- **Task objective**
Locate each line holding the string "Brehmstr" and copy it.

- **Data section**

Start

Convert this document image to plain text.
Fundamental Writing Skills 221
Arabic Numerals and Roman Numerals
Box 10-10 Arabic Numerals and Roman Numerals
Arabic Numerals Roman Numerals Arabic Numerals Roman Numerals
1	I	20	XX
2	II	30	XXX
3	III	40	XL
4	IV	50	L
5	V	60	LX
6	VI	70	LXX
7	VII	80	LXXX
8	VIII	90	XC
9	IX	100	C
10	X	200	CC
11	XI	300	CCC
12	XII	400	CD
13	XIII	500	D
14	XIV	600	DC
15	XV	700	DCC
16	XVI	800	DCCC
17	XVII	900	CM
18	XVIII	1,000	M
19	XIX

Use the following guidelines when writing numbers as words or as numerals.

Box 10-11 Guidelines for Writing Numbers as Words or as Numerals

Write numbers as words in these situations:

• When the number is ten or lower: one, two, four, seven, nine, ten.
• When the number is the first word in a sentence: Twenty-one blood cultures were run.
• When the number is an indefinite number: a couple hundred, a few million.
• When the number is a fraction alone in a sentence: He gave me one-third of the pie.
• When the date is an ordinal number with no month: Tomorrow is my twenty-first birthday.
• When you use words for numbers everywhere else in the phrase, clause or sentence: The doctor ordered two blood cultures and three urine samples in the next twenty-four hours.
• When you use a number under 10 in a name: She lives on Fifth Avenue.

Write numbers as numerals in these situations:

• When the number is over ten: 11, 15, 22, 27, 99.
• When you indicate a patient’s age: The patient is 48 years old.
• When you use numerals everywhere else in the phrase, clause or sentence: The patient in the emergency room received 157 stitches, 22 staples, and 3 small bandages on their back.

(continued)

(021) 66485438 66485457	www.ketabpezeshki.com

End
Start

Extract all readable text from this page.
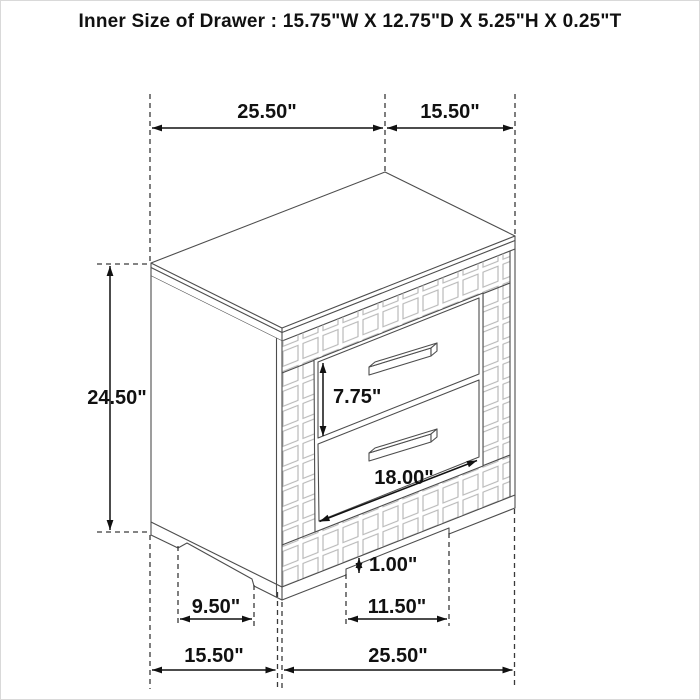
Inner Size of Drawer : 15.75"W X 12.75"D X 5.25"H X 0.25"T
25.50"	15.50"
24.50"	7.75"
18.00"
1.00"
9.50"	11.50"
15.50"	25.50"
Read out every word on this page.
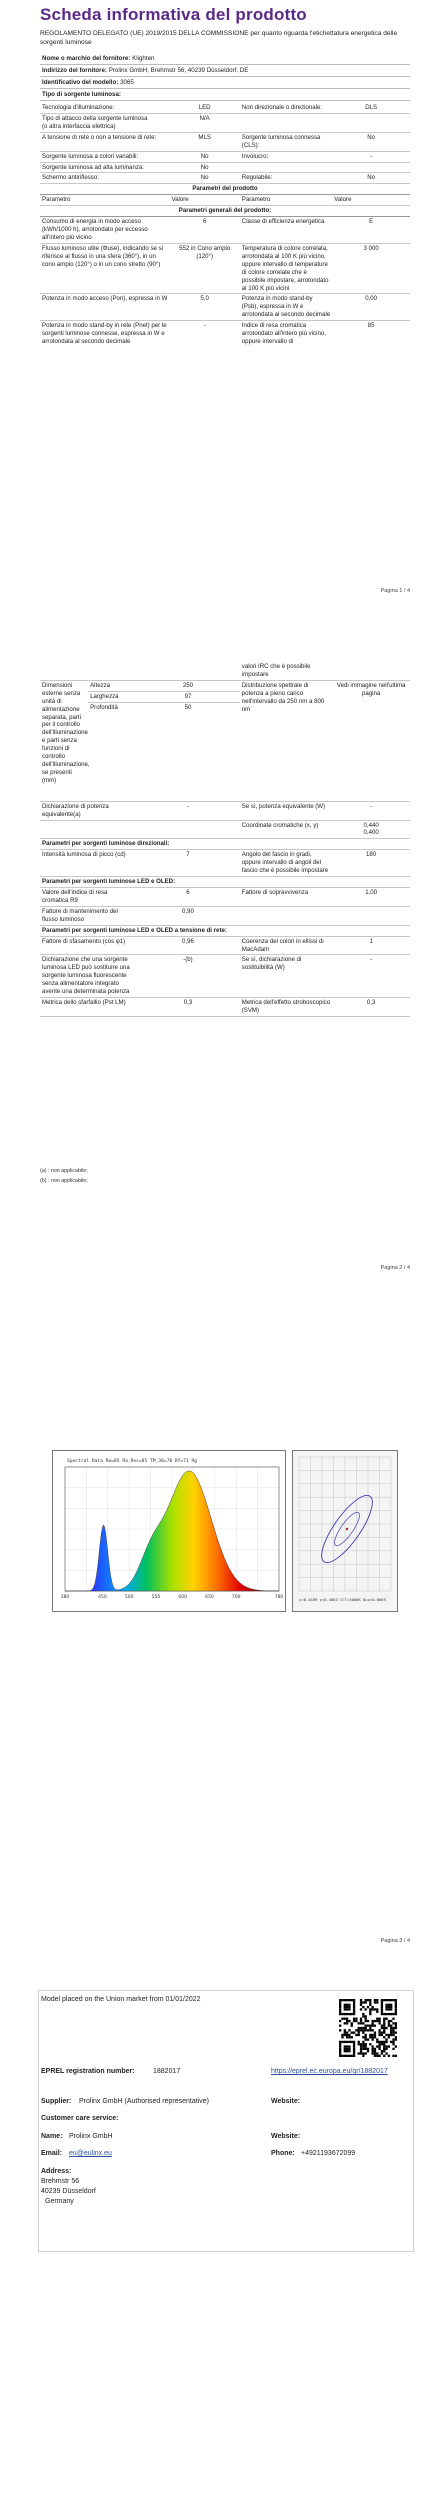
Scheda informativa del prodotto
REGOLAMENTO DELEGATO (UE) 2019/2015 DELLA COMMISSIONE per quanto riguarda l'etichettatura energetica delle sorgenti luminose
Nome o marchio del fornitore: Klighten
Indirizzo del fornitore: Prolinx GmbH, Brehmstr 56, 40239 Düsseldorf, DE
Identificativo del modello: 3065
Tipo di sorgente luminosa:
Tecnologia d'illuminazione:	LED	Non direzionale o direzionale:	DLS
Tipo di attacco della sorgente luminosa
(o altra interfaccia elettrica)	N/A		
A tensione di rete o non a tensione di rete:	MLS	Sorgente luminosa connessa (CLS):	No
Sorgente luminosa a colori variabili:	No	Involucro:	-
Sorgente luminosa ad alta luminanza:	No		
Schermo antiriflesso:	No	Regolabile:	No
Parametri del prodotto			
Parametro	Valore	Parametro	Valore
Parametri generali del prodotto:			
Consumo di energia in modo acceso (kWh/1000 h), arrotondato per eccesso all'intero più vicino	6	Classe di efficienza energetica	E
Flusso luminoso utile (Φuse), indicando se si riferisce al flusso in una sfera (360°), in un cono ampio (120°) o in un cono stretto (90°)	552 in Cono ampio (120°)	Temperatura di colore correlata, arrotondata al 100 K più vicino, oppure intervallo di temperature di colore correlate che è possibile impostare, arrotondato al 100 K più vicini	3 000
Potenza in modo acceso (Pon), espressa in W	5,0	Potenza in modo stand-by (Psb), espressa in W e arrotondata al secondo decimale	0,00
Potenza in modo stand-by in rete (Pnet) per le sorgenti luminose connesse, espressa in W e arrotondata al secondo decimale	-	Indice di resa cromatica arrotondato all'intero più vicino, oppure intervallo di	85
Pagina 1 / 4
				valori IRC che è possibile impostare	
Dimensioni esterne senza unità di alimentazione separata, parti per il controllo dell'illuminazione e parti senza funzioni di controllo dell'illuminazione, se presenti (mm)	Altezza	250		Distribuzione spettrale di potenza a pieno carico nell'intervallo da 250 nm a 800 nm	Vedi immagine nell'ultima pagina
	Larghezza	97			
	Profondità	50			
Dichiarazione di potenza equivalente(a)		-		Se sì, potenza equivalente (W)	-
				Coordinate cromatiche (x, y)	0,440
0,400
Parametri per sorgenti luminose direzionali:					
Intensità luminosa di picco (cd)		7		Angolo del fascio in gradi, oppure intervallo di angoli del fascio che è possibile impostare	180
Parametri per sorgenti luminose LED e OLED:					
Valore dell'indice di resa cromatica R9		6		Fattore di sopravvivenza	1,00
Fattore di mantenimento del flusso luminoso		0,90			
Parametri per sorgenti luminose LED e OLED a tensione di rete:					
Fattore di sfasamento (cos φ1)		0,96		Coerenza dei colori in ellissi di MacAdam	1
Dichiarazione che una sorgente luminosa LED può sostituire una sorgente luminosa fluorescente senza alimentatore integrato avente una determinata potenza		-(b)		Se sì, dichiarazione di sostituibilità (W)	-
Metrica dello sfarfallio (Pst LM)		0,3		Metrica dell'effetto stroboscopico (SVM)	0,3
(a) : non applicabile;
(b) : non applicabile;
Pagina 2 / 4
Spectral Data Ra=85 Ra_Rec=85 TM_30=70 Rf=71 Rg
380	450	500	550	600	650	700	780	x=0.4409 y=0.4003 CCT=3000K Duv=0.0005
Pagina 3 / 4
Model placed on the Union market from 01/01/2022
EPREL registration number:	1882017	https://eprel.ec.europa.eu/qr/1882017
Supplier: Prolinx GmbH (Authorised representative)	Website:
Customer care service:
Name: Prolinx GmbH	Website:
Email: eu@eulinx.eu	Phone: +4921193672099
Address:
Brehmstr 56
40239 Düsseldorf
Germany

End

- **Task output**
Indirizzo del fornitore: Prolinx GmbH, Brehmstr 56, 40239 Düsseldorf, DE
Brehmstr 56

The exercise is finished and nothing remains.